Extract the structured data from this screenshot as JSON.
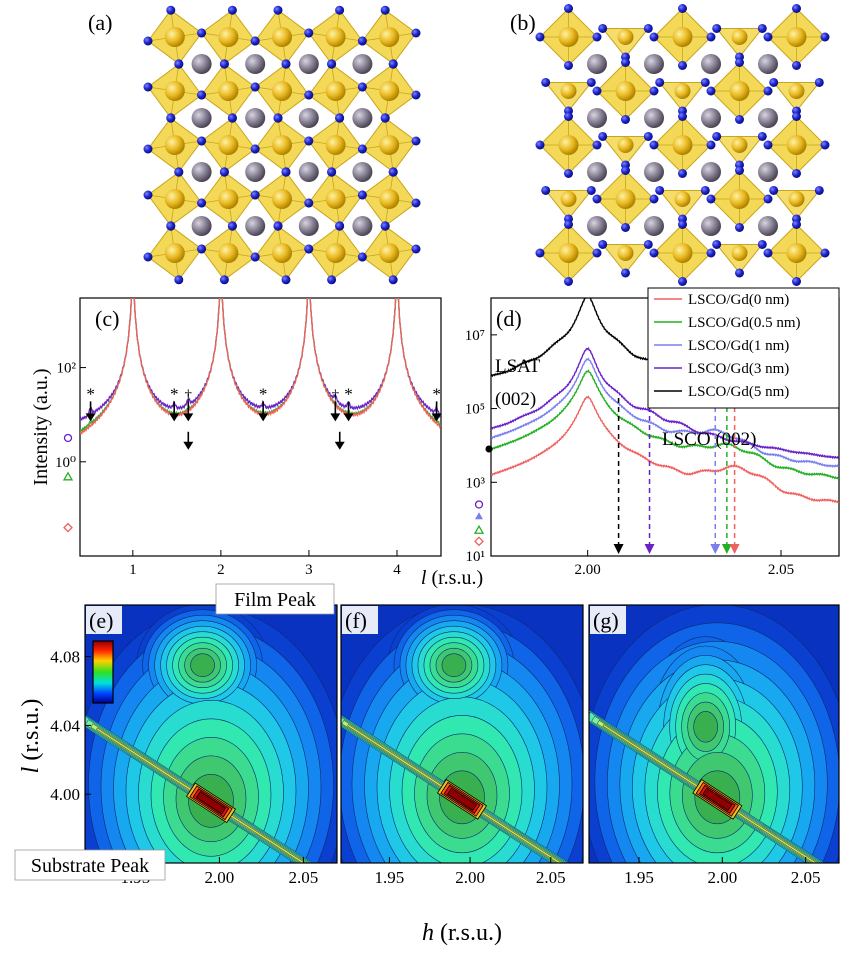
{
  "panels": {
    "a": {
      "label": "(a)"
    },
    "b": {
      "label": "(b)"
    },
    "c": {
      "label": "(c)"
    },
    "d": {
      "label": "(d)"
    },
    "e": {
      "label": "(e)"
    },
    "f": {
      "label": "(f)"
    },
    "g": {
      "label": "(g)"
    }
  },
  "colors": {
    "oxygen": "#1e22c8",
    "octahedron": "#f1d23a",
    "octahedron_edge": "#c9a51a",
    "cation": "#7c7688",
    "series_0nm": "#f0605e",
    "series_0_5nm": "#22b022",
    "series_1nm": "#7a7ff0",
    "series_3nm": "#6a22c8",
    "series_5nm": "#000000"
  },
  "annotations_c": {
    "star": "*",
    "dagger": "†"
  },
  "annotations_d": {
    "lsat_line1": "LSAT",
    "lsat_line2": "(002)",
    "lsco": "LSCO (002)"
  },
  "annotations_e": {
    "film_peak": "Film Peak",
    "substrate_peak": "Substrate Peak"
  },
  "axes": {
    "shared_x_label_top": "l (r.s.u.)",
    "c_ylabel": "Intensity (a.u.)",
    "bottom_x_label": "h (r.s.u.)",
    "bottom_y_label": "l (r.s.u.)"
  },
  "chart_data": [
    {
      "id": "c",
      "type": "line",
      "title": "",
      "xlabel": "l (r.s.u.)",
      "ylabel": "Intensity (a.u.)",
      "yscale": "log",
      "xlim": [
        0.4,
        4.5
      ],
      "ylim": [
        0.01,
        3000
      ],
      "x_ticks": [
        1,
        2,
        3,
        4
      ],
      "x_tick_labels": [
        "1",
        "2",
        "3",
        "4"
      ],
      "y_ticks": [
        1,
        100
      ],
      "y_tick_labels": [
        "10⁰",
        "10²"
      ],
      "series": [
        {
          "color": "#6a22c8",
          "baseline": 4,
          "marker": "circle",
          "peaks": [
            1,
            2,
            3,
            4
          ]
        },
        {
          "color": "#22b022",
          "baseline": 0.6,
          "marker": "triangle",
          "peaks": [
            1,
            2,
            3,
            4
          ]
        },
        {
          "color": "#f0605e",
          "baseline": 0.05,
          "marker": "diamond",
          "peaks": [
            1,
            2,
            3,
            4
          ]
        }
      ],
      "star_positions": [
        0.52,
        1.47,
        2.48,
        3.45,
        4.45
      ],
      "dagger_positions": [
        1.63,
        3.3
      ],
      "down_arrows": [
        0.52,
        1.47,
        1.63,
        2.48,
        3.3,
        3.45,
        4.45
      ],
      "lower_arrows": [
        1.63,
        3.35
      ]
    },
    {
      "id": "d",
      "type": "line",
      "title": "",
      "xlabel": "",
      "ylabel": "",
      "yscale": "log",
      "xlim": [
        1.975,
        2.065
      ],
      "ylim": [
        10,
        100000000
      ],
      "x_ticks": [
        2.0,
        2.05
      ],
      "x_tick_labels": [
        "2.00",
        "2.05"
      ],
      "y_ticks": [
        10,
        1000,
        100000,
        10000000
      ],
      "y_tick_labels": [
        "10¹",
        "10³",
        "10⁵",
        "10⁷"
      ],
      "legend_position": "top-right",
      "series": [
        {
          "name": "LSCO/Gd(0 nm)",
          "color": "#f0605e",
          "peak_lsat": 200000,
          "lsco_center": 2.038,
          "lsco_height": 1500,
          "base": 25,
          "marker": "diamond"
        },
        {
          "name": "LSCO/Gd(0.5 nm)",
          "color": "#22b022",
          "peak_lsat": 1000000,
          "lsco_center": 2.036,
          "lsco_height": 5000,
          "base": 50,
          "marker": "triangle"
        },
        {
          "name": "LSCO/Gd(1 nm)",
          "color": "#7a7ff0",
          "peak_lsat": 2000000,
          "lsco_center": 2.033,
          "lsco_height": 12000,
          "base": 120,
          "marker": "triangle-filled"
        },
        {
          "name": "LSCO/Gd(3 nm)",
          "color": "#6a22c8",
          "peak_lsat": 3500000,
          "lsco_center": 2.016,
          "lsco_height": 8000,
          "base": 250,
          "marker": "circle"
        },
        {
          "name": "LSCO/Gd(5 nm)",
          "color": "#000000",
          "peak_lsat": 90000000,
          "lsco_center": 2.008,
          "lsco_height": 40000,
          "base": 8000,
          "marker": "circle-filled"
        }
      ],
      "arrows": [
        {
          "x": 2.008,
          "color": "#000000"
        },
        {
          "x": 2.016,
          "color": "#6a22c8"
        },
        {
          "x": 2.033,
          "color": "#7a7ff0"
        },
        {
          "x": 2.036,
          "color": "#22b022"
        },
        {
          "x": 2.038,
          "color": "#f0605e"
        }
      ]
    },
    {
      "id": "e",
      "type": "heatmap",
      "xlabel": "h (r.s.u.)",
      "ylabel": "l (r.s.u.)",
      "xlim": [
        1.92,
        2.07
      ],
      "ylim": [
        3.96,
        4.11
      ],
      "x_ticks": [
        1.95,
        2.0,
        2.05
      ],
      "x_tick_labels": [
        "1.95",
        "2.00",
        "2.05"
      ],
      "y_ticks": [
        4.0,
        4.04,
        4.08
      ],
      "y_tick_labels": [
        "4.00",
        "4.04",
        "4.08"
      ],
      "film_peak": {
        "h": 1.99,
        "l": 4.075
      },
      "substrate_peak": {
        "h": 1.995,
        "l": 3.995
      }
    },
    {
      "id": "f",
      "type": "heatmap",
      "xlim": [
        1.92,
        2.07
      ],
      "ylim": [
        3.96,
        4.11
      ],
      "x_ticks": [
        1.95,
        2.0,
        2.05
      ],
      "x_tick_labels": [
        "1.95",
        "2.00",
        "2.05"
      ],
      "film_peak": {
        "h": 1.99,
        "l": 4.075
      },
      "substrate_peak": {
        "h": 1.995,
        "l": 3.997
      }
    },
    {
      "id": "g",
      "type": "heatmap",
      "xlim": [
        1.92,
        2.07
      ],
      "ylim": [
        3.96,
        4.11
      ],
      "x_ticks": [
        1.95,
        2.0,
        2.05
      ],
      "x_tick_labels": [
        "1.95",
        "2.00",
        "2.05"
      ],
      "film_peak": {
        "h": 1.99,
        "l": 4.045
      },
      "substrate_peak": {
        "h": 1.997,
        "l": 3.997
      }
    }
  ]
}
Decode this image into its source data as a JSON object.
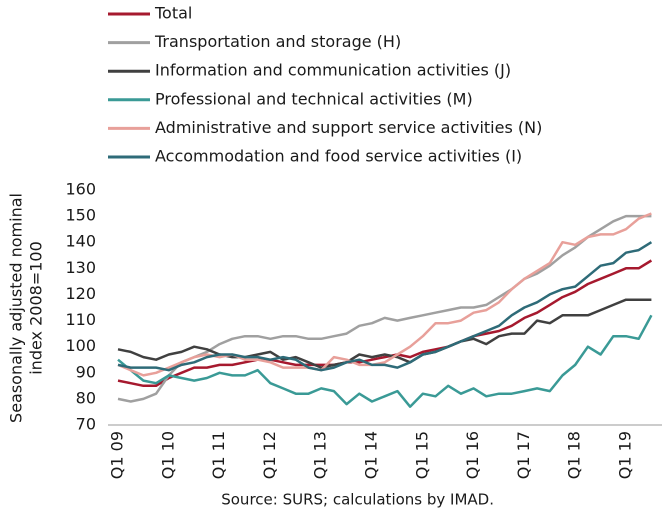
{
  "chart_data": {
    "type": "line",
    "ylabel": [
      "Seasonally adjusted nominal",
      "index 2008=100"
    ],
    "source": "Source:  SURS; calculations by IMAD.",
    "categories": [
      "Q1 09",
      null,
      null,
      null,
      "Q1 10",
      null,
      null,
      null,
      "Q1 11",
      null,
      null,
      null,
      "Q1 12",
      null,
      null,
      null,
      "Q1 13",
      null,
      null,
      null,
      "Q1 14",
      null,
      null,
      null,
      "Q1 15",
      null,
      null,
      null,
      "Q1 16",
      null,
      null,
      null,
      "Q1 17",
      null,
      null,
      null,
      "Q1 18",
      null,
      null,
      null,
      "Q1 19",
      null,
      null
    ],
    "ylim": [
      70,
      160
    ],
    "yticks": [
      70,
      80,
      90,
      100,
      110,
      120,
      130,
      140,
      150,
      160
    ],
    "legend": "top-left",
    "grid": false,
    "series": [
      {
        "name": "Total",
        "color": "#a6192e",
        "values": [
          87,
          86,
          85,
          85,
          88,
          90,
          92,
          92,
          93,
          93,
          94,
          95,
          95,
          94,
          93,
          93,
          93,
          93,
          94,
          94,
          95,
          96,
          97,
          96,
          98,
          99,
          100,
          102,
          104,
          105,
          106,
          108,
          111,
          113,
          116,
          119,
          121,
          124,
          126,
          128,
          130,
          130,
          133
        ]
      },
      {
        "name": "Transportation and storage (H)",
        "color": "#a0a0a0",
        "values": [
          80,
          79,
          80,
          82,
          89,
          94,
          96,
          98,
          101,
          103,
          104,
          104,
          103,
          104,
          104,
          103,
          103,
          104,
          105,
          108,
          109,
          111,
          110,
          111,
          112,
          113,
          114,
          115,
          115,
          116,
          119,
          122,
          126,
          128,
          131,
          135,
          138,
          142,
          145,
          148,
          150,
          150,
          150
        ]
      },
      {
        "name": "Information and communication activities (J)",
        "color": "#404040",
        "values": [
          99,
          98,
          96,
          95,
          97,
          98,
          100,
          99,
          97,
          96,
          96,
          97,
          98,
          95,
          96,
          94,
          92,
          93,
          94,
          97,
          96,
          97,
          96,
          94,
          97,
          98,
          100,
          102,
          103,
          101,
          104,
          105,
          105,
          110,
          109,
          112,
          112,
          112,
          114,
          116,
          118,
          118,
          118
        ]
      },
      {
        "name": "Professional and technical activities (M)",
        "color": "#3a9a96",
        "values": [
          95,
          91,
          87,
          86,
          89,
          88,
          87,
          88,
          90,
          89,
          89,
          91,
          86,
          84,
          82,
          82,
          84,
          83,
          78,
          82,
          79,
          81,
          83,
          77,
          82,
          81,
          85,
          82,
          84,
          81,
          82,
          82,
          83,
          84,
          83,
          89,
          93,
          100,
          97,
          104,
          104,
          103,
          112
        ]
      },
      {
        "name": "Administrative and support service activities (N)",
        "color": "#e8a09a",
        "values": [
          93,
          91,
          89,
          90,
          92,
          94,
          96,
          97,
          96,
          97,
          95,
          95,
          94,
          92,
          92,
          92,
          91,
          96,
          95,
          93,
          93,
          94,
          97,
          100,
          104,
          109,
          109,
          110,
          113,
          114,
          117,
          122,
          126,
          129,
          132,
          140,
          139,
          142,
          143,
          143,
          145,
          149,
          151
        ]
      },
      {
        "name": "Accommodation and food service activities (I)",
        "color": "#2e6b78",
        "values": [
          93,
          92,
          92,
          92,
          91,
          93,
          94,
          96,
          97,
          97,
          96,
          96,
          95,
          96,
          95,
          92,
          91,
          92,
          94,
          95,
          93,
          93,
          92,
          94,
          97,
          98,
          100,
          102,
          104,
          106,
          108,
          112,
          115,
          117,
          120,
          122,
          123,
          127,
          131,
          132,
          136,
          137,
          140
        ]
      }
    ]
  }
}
+---+
== Prompt ==
Find the word "source" in the entries, and copy every line it shows up in.

== Finished task ==
Decode this image into its source data as a JSON object.
    "source": "Source:  SURS; calculations by IMAD.",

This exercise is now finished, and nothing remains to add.